• _Objective_
Which lines have the string "ylabel"? Copy all of them from the entries below.
# start of Information supplied
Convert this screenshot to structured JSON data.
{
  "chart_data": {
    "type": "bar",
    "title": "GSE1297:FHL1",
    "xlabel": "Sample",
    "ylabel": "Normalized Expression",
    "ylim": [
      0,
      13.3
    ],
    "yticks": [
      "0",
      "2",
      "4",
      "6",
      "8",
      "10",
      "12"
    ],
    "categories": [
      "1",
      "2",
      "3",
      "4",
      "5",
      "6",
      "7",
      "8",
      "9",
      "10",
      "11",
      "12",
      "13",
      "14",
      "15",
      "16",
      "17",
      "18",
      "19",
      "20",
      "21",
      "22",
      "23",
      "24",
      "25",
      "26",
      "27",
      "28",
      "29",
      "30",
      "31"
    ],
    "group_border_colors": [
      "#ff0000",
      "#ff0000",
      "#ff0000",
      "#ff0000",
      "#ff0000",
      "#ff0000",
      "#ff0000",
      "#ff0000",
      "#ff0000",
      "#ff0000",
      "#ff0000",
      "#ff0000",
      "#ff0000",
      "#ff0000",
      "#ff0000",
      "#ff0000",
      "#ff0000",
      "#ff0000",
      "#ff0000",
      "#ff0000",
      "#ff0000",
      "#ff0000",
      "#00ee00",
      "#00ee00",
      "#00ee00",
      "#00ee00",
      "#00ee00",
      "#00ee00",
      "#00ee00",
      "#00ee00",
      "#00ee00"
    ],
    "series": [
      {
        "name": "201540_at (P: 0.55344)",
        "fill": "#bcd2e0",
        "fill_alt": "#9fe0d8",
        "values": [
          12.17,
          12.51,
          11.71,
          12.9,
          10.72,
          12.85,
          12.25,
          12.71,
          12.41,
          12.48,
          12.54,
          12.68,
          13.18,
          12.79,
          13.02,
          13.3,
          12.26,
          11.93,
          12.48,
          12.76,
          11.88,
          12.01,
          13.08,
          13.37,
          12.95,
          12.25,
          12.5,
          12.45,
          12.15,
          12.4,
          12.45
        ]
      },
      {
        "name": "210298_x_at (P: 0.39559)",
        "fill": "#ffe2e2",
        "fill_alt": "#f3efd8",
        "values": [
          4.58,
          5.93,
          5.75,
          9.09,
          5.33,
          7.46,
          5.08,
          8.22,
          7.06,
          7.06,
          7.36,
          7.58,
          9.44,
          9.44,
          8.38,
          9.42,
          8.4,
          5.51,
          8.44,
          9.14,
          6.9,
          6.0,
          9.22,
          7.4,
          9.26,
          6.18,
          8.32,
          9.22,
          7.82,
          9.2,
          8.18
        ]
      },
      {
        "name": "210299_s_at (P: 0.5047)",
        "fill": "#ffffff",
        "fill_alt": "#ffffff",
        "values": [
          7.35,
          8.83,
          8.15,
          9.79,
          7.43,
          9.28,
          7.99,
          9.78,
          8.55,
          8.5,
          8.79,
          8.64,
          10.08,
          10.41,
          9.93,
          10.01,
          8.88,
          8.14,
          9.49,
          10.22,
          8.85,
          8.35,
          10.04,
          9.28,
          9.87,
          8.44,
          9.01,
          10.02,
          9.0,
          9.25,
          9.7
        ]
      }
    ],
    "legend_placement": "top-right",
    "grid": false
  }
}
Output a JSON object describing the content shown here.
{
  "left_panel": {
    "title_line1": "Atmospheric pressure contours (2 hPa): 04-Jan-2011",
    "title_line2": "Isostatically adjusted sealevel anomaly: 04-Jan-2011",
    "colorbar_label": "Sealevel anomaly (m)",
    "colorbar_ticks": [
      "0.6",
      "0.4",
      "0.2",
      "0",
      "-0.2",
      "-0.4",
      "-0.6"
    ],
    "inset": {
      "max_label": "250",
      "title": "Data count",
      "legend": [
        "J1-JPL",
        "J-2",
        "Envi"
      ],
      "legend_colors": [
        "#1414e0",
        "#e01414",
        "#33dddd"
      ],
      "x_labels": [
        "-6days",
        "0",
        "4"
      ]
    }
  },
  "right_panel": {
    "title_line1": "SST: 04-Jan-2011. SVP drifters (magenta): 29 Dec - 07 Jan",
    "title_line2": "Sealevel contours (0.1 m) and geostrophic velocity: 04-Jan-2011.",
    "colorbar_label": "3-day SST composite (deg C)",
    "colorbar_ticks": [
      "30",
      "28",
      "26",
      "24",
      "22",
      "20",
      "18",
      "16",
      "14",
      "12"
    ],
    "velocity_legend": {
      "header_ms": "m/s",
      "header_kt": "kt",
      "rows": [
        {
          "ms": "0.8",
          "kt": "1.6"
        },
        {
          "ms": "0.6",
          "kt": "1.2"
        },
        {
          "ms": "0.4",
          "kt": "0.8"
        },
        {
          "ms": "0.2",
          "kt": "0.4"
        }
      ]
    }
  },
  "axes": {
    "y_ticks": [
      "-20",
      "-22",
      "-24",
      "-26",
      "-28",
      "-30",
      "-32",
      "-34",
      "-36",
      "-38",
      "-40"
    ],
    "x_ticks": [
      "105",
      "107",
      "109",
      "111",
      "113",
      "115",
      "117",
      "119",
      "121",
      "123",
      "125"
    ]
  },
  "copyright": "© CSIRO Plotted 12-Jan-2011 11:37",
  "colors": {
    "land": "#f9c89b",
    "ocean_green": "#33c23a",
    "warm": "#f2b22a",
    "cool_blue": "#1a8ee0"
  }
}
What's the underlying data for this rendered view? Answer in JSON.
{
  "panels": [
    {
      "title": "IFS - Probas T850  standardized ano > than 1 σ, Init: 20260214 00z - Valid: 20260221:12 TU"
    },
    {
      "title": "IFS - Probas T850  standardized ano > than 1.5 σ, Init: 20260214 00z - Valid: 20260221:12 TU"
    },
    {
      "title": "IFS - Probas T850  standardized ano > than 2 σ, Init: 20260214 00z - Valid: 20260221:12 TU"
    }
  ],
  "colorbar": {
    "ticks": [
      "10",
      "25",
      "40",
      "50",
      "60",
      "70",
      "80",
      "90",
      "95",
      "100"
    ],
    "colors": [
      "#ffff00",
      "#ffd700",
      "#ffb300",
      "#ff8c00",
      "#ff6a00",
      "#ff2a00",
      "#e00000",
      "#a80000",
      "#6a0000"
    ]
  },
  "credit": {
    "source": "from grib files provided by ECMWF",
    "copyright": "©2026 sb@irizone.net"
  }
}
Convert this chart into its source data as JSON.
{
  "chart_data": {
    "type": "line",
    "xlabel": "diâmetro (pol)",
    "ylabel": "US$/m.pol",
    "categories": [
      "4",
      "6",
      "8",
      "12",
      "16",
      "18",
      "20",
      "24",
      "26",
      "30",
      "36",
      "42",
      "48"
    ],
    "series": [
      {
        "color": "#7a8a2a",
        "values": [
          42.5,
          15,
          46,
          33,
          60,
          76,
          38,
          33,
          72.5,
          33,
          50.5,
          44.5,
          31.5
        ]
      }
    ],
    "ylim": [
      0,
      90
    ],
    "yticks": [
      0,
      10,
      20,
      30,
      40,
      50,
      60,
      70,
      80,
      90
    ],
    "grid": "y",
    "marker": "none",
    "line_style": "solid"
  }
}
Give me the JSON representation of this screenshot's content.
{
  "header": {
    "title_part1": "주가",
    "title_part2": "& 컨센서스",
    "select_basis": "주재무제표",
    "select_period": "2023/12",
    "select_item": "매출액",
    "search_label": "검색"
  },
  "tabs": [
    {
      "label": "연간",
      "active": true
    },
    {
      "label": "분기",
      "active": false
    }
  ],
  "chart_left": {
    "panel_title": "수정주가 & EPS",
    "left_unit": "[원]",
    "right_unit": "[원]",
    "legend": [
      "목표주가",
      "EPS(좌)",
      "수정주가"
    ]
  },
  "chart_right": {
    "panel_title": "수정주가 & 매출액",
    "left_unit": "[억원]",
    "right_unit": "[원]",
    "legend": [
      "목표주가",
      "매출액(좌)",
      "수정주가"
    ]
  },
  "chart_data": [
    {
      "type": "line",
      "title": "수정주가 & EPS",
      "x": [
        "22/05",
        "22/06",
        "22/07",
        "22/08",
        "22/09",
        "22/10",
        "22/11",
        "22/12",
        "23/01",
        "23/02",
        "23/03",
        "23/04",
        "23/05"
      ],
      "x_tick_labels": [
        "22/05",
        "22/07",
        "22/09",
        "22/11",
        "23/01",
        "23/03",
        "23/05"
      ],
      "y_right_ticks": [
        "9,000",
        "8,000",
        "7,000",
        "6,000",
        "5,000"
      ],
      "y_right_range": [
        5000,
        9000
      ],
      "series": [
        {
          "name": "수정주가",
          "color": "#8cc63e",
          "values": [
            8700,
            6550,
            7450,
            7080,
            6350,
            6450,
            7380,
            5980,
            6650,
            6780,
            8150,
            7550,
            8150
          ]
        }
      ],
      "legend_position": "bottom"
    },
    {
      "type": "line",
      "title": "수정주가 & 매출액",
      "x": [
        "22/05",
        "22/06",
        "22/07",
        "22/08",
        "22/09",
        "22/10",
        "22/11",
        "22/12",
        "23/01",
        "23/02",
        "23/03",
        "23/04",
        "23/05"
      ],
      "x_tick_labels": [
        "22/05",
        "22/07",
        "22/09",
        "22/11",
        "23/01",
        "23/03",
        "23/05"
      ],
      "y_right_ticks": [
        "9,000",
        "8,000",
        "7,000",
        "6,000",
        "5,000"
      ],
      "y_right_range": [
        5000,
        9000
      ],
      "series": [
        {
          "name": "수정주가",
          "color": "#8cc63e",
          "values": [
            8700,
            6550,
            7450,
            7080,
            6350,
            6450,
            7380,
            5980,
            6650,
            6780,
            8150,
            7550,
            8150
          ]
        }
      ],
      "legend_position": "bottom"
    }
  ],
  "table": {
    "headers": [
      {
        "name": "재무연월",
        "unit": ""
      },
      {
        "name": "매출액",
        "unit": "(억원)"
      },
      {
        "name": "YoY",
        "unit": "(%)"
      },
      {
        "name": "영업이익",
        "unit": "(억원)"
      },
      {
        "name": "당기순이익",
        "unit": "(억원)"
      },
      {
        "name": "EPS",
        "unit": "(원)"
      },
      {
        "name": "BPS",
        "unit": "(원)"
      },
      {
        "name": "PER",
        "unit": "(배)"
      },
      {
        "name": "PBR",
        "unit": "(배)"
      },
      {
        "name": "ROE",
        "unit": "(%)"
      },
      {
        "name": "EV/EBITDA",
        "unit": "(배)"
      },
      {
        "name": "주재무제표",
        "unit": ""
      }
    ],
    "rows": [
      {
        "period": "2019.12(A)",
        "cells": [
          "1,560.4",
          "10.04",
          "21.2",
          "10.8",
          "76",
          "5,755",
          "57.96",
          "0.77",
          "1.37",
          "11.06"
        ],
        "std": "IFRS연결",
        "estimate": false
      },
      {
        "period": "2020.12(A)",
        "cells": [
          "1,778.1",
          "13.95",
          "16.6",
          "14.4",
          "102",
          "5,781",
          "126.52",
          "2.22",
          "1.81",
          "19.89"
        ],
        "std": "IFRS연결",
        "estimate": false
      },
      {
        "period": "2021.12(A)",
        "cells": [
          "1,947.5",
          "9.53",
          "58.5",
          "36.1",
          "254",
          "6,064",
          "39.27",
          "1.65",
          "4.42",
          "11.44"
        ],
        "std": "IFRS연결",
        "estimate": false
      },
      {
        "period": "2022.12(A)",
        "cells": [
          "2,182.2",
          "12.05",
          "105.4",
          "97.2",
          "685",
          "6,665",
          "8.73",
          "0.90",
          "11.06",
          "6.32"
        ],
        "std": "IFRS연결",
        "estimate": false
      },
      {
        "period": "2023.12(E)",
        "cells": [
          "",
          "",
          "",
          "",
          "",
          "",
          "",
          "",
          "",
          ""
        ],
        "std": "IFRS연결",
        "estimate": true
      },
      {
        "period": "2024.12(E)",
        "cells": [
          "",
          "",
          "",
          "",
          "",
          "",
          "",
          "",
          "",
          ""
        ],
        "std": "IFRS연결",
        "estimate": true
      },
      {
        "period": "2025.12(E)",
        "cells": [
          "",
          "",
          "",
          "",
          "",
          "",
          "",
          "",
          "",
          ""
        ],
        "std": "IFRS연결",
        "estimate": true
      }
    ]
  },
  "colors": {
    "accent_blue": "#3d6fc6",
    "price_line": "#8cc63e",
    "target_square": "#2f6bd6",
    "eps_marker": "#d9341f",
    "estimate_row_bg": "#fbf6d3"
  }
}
# end of Information supplied
• _Result below_
    "ylabel": "Normalized Expression",
    "ylabel": "US$/m.pol",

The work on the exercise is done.